- _Problem to solve_
Type out all the records word for word. Any pictures are to be left out.

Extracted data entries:

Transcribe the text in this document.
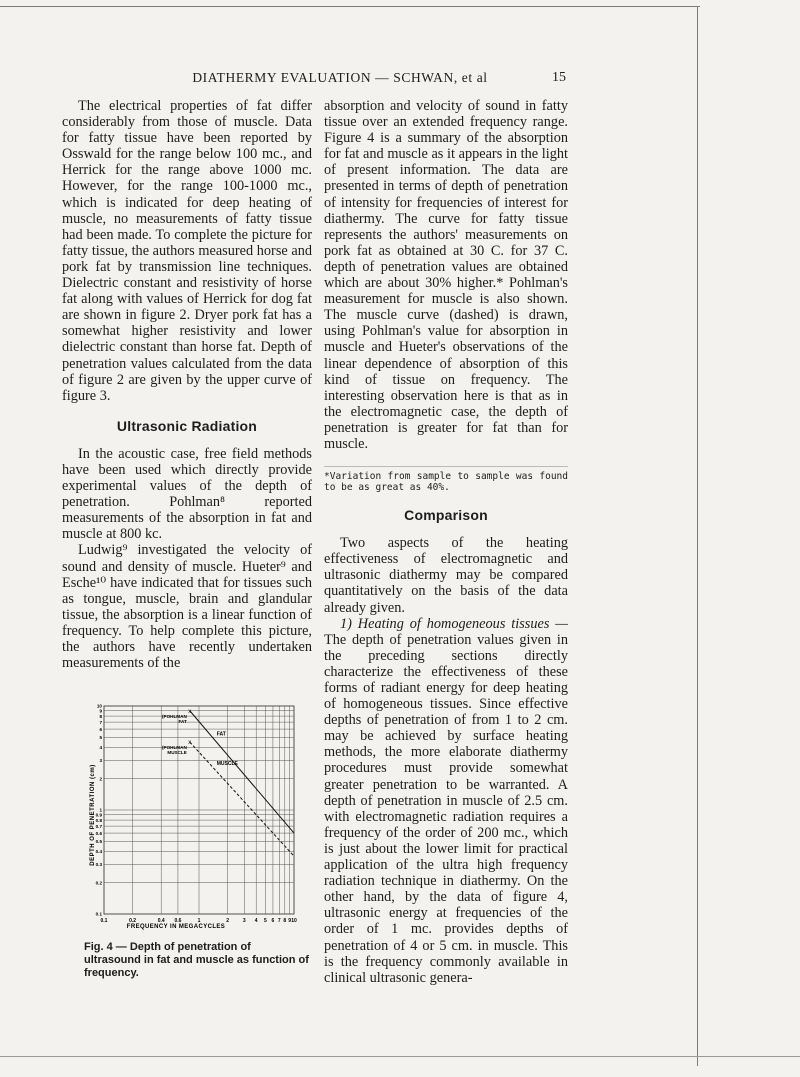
DIATHERMY EVALUATION — SCHWAN, et al	15

The electrical properties of fat differ considerably from those of muscle. Data for fatty tissue have been reported by Osswald for the range below 100 mc., and Herrick for the range above 1000 mc. However, for the range 100-1000 mc., which is indicated for deep heating of muscle, no measurements of fatty tissue had been made. To complete the picture for fatty tissue, the authors measured horse and pork fat by transmission line techniques. Dielectric constant and resistivity of horse fat along with values of Herrick for dog fat are shown in figure 2. Dryer pork fat has a somewhat higher resistivity and lower dielectric constant than horse fat. Depth of penetration values calculated from the data of figure 2 are given by the upper curve of figure 3.

Ultrasonic Radiation

In the acoustic case, free field methods have been used which directly provide experimental values of the depth of penetration. Pohlman⁸ reported measurements of the absorption in fat and muscle at 800 kc.

Ludwig⁹ investigated the velocity of sound and density of muscle. Hueter⁹ and Esche¹⁰ have indicated that for tissues such as tongue, muscle, brain and glandular tissue, the absorption is a linear function of frequency. To help complete this picture, the authors have recently undertaken measurements of the

absorption and velocity of sound in fatty tissue over an extended frequency range. Figure 4 is a summary of the absorption for fat and muscle as it appears in the light of present information. The data are presented in terms of depth of penetration of intensity for frequencies of interest for diathermy. The curve for fatty tissue represents the authors' measurements on pork fat as obtained at 30 C. for 37 C. depth of penetration values are obtained which are about 30% higher.* Pohlman's measurement for muscle is also shown. The muscle curve (dashed) is drawn, using Pohlman's value for absorption in muscle and Hueter's observations of the linear dependence of absorption of this kind of tissue on frequency. The interesting observation here is that as in the electromagnetic case, the depth of penetration is greater for fat than for muscle.

*Variation from sample to sample was found to be as great as 40%.
Comparison

Two aspects of the heating effectiveness of electromagnetic and ultrasonic diathermy may be compared quantitatively on the basis of the data already given.

1) Heating of homogeneous tissues — The depth of penetration values given in the preceding sections directly characterize the effectiveness of these forms of radiant energy for deep heating of homogeneous tissues. Since effective depths of penetration of from 1 to 2 cm. may be achieved by surface heating methods, the more elaborate diathermy procedures must provide somewhat greater penetration to be warranted. A depth of penetration in muscle of 2.5 cm. with electromagnetic radiation requires a frequency of the order of 200 mc., which is just about the lower limit for practical application of the ultra high frequency radiation technique in diathermy. On the other hand, by the data of figure 4, ultrasonic energy at frequencies of the order of 1 mc. provides depths of penetration of 4 or 5 cm. in muscle. This is the frequency commonly available in clinical ultrasonic genera-

0.1	0.2	0.4 0.6	1	2	3 4 5 6 7 8 9 10
0.1
0.2
0.3
0.4
0.5
0.6
0.7
0.8
0.9
1
2
3
4
5
6
7
8
9
10
FAT
MUSCLE
x
(POHLMAN
FAT
x
(POHLMAN
MUSCLE
FREQUENCY IN MEGACYCLES
DEPTH OF PENETRATION (cm)
Fig. 4 — Depth of penetration of ultrasound in fat and muscle as function of frequency.
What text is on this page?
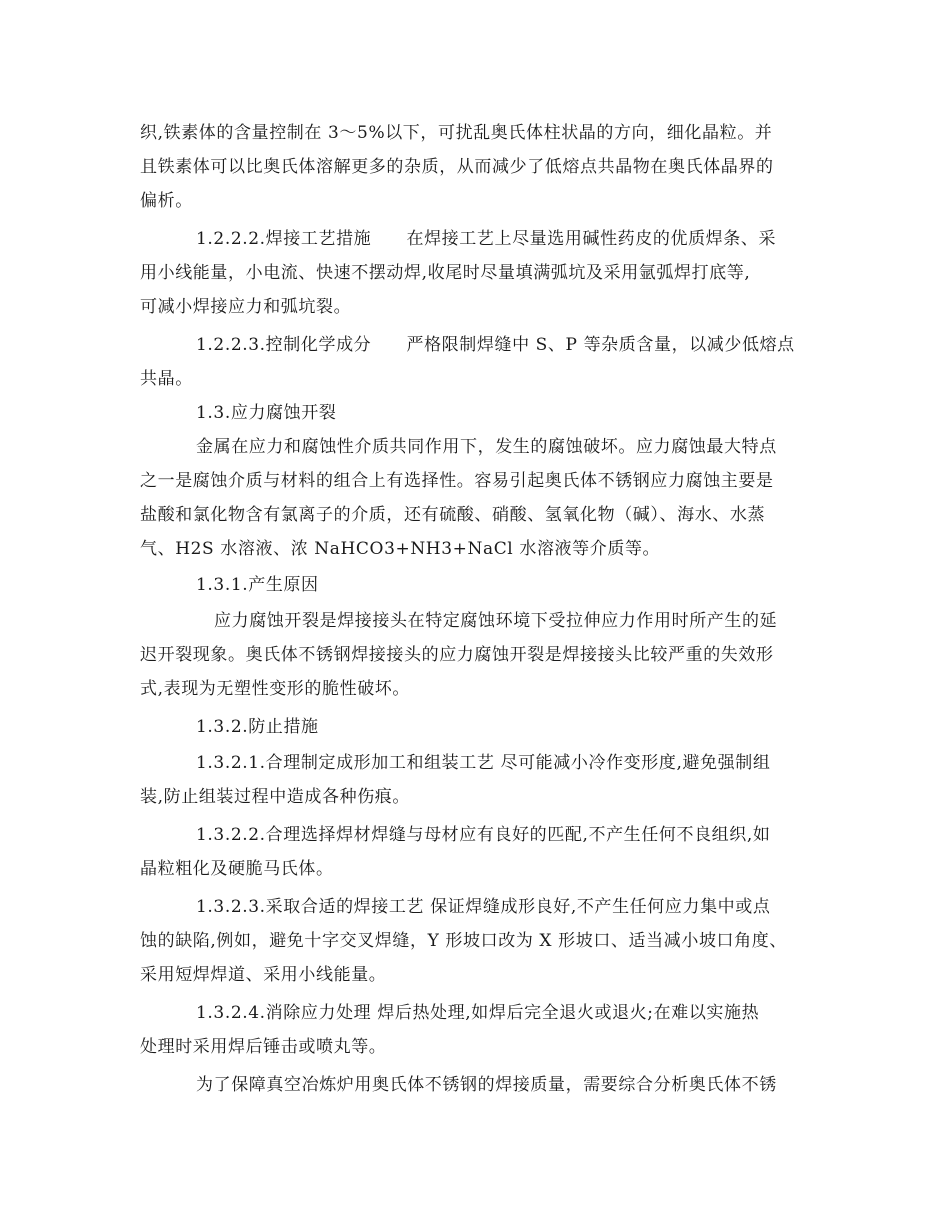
织,铁素体的含量控制在 3～5%以下，可扰乱奥氏体柱状晶的方向，细化晶粒。并
且铁素体可以比奥氏体溶解更多的杂质，从而减少了低熔点共晶物在奥氏体晶界的
偏析。
1.2.2.2.焊接工艺措施　　在焊接工艺上尽量选用碱性药皮的优质焊条、采
用小线能量，小电流、快速不摆动焊,收尾时尽量填满弧坑及采用氩弧焊打底等,
可减小焊接应力和弧坑裂。
1.2.2.3.控制化学成分　　严格限制焊缝中 S、P 等杂质含量，以减少低熔点
共晶。
1.3.应力腐蚀开裂
金属在应力和腐蚀性介质共同作用下，发生的腐蚀破坏。应力腐蚀最大特点
之一是腐蚀介质与材料的组合上有选择性。容易引起奥氏体不锈钢应力腐蚀主要是
盐酸和氯化物含有氯离子的介质，还有硫酸、硝酸、氢氧化物（碱）、海水、水蒸
气、H2S 水溶液、浓 NaHCO3+NH3+NaCl 水溶液等介质等。
1.3.1.产生原因
应力腐蚀开裂是焊接接头在特定腐蚀环境下受拉伸应力作用时所产生的延
迟开裂现象。奥氏体不锈钢焊接接头的应力腐蚀开裂是焊接接头比较严重的失效形
式,表现为无塑性变形的脆性破坏。
1.3.2.防止措施
1.3.2.1.合理制定成形加工和组装工艺 尽可能减小冷作变形度,避免强制组
装,防止组装过程中造成各种伤痕。
1.3.2.2.合理选择焊材焊缝与母材应有良好的匹配,不产生任何不良组织,如
晶粒粗化及硬脆马氏体。
1.3.2.3.采取合适的焊接工艺 保证焊缝成形良好,不产生任何应力集中或点
蚀的缺陷,例如，避免十字交叉焊缝，Y 形坡口改为 X 形坡口、适当减小坡口角度、
采用短焊焊道、采用小线能量。
1.3.2.4.消除应力处理 焊后热处理,如焊后完全退火或退火;在难以实施热
处理时采用焊后锤击或喷丸等。
为了保障真空冶炼炉用奥氏体不锈钢的焊接质量，需要综合分析奥氏体不锈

- _Result of the task_
Transcribe the text in this document.
DIATHERMY EVALUATION — SCHWAN, et al	15

The electrical properties of fat differ considerably from those of muscle. Data for fatty tissue have been reported by Osswald for the range below 100 mc., and Herrick for the range above 1000 mc. However, for the range 100-1000 mc., which is indicated for deep heating of muscle, no measurements of fatty tissue had been made. To complete the picture for fatty tissue, the authors measured horse and pork fat by transmission line techniques. Dielectric constant and resistivity of horse fat along with values of Herrick for dog fat are shown in figure 2. Dryer pork fat has a somewhat higher resistivity and lower dielectric constant than horse fat. Depth of penetration values calculated from the data of figure 2 are given by the upper curve of figure 3.

Ultrasonic Radiation

In the acoustic case, free field methods have been used which directly provide experimental values of the depth of penetration. Pohlman⁸ reported measurements of the absorption in fat and muscle at 800 kc.

Ludwig⁹ investigated the velocity of sound and density of muscle. Hueter⁹ and Esche¹⁰ have indicated that for tissues such as tongue, muscle, brain and glandular tissue, the absorption is a linear function of frequency. To help complete this picture, the authors have recently undertaken measurements of the

absorption and velocity of sound in fatty tissue over an extended frequency range. Figure 4 is a summary of the absorption for fat and muscle as it appears in the light of present information. The data are presented in terms of depth of penetration of intensity for frequencies of interest for diathermy. The curve for fatty tissue represents the authors' measurements on pork fat as obtained at 30 C. for 37 C. depth of penetration values are obtained which are about 30% higher.* Pohlman's measurement for muscle is also shown. The muscle curve (dashed) is drawn, using Pohlman's value for absorption in muscle and Hueter's observations of the linear dependence of absorption of this kind of tissue on frequency. The interesting observation here is that as in the electromagnetic case, the depth of penetration is greater for fat than for muscle.

*Variation from sample to sample was found to be as great as 40%.
Comparison

Two aspects of the heating effectiveness of electromagnetic and ultrasonic diathermy may be compared quantitatively on the basis of the data already given.

1) Heating of homogeneous tissues — The depth of penetration values given in the preceding sections directly characterize the effectiveness of these forms of radiant energy for deep heating of homogeneous tissues. Since effective depths of penetration of from 1 to 2 cm. may be achieved by surface heating methods, the more elaborate diathermy procedures must provide somewhat greater penetration to be warranted. A depth of penetration in muscle of 2.5 cm. with electromagnetic radiation requires a frequency of the order of 200 mc., which is just about the lower limit for practical application of the ultra high frequency radiation technique in diathermy. On the other hand, by the data of figure 4, ultrasonic energy at frequencies of the order of 1 mc. provides depths of penetration of 4 or 5 cm. in muscle. This is the frequency commonly available in clinical ultrasonic genera-

0.1	0.2	0.4 0.6	1	2	3 4 5 6 7 8 9 10
0.1
0.2
0.3
0.4
0.5
0.6
0.7
0.8
0.9
1
2
3
4
5
6
7
8
9
10
FAT
MUSCLE
x
(POHLMAN
FAT
x
(POHLMAN
MUSCLE
FREQUENCY IN MEGACYCLES
DEPTH OF PENETRATION (cm)
Fig. 4 — Depth of penetration of ultrasound in fat and muscle as function of frequency.
What text is on this page?
织,铁素体的含量控制在 3～5%以下，可扰乱奥氏体柱状晶的方向，细化晶粒。并
且铁素体可以比奥氏体溶解更多的杂质，从而减少了低熔点共晶物在奥氏体晶界的
偏析。
1.2.2.2.焊接工艺措施　　在焊接工艺上尽量选用碱性药皮的优质焊条、采
用小线能量，小电流、快速不摆动焊,收尾时尽量填满弧坑及采用氩弧焊打底等,
可减小焊接应力和弧坑裂。
1.2.2.3.控制化学成分　　严格限制焊缝中 S、P 等杂质含量，以减少低熔点
共晶。
1.3.应力腐蚀开裂
金属在应力和腐蚀性介质共同作用下，发生的腐蚀破坏。应力腐蚀最大特点
之一是腐蚀介质与材料的组合上有选择性。容易引起奥氏体不锈钢应力腐蚀主要是
盐酸和氯化物含有氯离子的介质，还有硫酸、硝酸、氢氧化物（碱）、海水、水蒸
气、H2S 水溶液、浓 NaHCO3+NH3+NaCl 水溶液等介质等。
1.3.1.产生原因
应力腐蚀开裂是焊接接头在特定腐蚀环境下受拉伸应力作用时所产生的延
迟开裂现象。奥氏体不锈钢焊接接头的应力腐蚀开裂是焊接接头比较严重的失效形
式,表现为无塑性变形的脆性破坏。
1.3.2.防止措施
1.3.2.1.合理制定成形加工和组装工艺 尽可能减小冷作变形度,避免强制组
装,防止组装过程中造成各种伤痕。
1.3.2.2.合理选择焊材焊缝与母材应有良好的匹配,不产生任何不良组织,如
晶粒粗化及硬脆马氏体。
1.3.2.3.采取合适的焊接工艺 保证焊缝成形良好,不产生任何应力集中或点
蚀的缺陷,例如，避免十字交叉焊缝，Y 形坡口改为 X 形坡口、适当减小坡口角度、
采用短焊焊道、采用小线能量。
1.3.2.4.消除应力处理 焊后热处理,如焊后完全退火或退火;在难以实施热
处理时采用焊后锤击或喷丸等。
为了保障真空冶炼炉用奥氏体不锈钢的焊接质量，需要综合分析奥氏体不锈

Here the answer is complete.